--- BEGIN ---
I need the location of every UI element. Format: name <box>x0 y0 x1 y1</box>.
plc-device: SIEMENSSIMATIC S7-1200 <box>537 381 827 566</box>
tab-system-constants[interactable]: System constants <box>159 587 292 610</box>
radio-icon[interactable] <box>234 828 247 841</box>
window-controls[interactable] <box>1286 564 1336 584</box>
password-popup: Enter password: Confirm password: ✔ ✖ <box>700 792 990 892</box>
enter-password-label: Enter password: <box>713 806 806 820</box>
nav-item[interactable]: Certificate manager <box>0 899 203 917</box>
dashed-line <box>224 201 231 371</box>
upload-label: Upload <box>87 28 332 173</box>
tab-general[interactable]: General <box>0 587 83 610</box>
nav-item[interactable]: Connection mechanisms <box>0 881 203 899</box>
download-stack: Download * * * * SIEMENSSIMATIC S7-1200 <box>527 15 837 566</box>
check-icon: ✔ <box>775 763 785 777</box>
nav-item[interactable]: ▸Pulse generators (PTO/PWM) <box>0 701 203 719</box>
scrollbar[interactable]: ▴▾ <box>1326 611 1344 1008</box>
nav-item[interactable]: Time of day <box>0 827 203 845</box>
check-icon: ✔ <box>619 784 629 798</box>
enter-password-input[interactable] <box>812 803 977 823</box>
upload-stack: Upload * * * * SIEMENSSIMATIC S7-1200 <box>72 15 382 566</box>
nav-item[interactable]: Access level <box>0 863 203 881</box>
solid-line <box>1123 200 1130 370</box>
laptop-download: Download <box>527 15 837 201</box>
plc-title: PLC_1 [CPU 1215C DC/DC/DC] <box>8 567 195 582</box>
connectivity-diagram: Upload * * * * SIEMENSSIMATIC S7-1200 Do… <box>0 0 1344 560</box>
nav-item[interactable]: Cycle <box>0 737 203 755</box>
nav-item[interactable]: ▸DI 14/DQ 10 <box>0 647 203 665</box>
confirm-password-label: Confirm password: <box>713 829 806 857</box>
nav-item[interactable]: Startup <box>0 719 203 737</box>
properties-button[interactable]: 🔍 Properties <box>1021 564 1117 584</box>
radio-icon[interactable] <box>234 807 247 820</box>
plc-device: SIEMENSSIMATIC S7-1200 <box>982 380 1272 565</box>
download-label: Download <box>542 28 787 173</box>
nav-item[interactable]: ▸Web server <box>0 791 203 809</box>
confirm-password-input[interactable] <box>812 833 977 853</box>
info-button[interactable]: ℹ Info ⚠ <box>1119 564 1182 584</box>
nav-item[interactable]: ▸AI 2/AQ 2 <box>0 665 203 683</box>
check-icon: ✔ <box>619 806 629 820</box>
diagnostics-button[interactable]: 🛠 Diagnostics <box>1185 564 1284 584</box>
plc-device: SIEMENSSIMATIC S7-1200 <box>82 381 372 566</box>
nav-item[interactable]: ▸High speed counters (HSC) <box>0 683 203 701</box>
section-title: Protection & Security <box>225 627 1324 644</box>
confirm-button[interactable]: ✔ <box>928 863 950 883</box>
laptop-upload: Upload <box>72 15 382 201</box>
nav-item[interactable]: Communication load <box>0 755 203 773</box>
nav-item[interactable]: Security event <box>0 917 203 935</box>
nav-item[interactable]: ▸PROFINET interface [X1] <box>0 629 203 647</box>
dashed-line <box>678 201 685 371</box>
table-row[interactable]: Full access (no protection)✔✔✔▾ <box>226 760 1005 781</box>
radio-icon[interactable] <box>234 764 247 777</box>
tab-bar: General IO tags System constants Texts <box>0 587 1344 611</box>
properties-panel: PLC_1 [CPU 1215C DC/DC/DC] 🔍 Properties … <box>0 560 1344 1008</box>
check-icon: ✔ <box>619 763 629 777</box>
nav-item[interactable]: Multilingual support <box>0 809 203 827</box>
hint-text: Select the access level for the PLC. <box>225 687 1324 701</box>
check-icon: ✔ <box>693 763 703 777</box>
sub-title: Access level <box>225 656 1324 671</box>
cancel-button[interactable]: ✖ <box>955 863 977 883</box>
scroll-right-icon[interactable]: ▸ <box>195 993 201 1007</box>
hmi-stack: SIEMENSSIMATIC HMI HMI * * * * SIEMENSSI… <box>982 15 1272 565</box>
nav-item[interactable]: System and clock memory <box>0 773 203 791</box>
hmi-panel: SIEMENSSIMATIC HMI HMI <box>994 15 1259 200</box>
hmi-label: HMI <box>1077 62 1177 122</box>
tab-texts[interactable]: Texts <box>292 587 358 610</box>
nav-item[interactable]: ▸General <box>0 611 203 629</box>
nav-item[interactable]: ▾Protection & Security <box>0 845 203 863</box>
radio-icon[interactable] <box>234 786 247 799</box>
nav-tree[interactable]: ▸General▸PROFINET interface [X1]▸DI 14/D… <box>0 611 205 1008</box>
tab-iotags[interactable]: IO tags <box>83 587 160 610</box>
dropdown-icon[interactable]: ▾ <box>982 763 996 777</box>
--- END ---
▶ The exercise
Copy every line of the records above word for word, changing nothing.

▶ Task output
I need the location of every UI element. Format: name <box>x0 y0 x1 y1</box>.
plc-device: SIEMENSSIMATIC S7-1200 <box>537 381 827 566</box>
tab-system-constants[interactable]: System constants <box>159 587 292 610</box>
radio-icon[interactable] <box>234 828 247 841</box>
window-controls[interactable] <box>1286 564 1336 584</box>
password-popup: Enter password: Confirm password: ✔ ✖ <box>700 792 990 892</box>
enter-password-label: Enter password: <box>713 806 806 820</box>
nav-item[interactable]: Certificate manager <box>0 899 203 917</box>
dashed-line <box>224 201 231 371</box>
upload-label: Upload <box>87 28 332 173</box>
tab-general[interactable]: General <box>0 587 83 610</box>
nav-item[interactable]: Connection mechanisms <box>0 881 203 899</box>
download-stack: Download * * * * SIEMENSSIMATIC S7-1200 <box>527 15 837 566</box>
check-icon: ✔ <box>775 763 785 777</box>
nav-item[interactable]: ▸Pulse generators (PTO/PWM) <box>0 701 203 719</box>
scrollbar[interactable]: ▴▾ <box>1326 611 1344 1008</box>
nav-item[interactable]: Time of day <box>0 827 203 845</box>
check-icon: ✔ <box>619 784 629 798</box>
enter-password-input[interactable] <box>812 803 977 823</box>
upload-stack: Upload * * * * SIEMENSSIMATIC S7-1200 <box>72 15 382 566</box>
nav-item[interactable]: Access level <box>0 863 203 881</box>
solid-line <box>1123 200 1130 370</box>
laptop-download: Download <box>527 15 837 201</box>
plc-title: PLC_1 [CPU 1215C DC/DC/DC] <box>8 567 195 582</box>
connectivity-diagram: Upload * * * * SIEMENSSIMATIC S7-1200 Do… <box>0 0 1344 560</box>
nav-item[interactable]: Cycle <box>0 737 203 755</box>
nav-item[interactable]: ▸DI 14/DQ 10 <box>0 647 203 665</box>
confirm-password-label: Confirm password: <box>713 829 806 857</box>
nav-item[interactable]: Startup <box>0 719 203 737</box>
properties-button[interactable]: 🔍 Properties <box>1021 564 1117 584</box>
radio-icon[interactable] <box>234 807 247 820</box>
plc-device: SIEMENSSIMATIC S7-1200 <box>982 380 1272 565</box>
download-label: Download <box>542 28 787 173</box>
nav-item[interactable]: ▸Web server <box>0 791 203 809</box>
confirm-password-input[interactable] <box>812 833 977 853</box>
info-button[interactable]: ℹ Info ⚠ <box>1119 564 1182 584</box>
nav-item[interactable]: ▸AI 2/AQ 2 <box>0 665 203 683</box>
check-icon: ✔ <box>619 806 629 820</box>
diagnostics-button[interactable]: 🛠 Diagnostics <box>1185 564 1284 584</box>
plc-device: SIEMENSSIMATIC S7-1200 <box>82 381 372 566</box>
nav-item[interactable]: ▸High speed counters (HSC) <box>0 683 203 701</box>
section-title: Protection & Security <box>225 627 1324 644</box>
confirm-button[interactable]: ✔ <box>928 863 950 883</box>
laptop-upload: Upload <box>72 15 382 201</box>
nav-item[interactable]: Communication load <box>0 755 203 773</box>
nav-item[interactable]: Security event <box>0 917 203 935</box>
nav-item[interactable]: ▸PROFINET interface [X1] <box>0 629 203 647</box>
dashed-line <box>678 201 685 371</box>
table-row[interactable]: Full access (no protection)✔✔✔▾ <box>226 760 1005 781</box>
radio-icon[interactable] <box>234 764 247 777</box>
tab-bar: General IO tags System constants Texts <box>0 587 1344 611</box>
properties-panel: PLC_1 [CPU 1215C DC/DC/DC] 🔍 Properties … <box>0 560 1344 1008</box>
check-icon: ✔ <box>619 763 629 777</box>
nav-item[interactable]: Multilingual support <box>0 809 203 827</box>
hint-text: Select the access level for the PLC. <box>225 687 1324 701</box>
check-icon: ✔ <box>693 763 703 777</box>
sub-title: Access level <box>225 656 1324 671</box>
cancel-button[interactable]: ✖ <box>955 863 977 883</box>
scroll-right-icon[interactable]: ▸ <box>195 993 201 1007</box>
hmi-stack: SIEMENSSIMATIC HMI HMI * * * * SIEMENSSI… <box>982 15 1272 565</box>
nav-item[interactable]: System and clock memory <box>0 773 203 791</box>
hmi-panel: SIEMENSSIMATIC HMI HMI <box>994 15 1259 200</box>
hmi-label: HMI <box>1077 62 1177 122</box>
tab-texts[interactable]: Texts <box>292 587 358 610</box>
nav-item[interactable]: ▸General <box>0 611 203 629</box>
nav-item[interactable]: ▾Protection & Security <box>0 845 203 863</box>
radio-icon[interactable] <box>234 786 247 799</box>
nav-tree[interactable]: ▸General▸PROFINET interface [X1]▸DI 14/D… <box>0 611 205 1008</box>
tab-iotags[interactable]: IO tags <box>83 587 160 610</box>
dropdown-icon[interactable]: ▾ <box>982 763 996 777</box>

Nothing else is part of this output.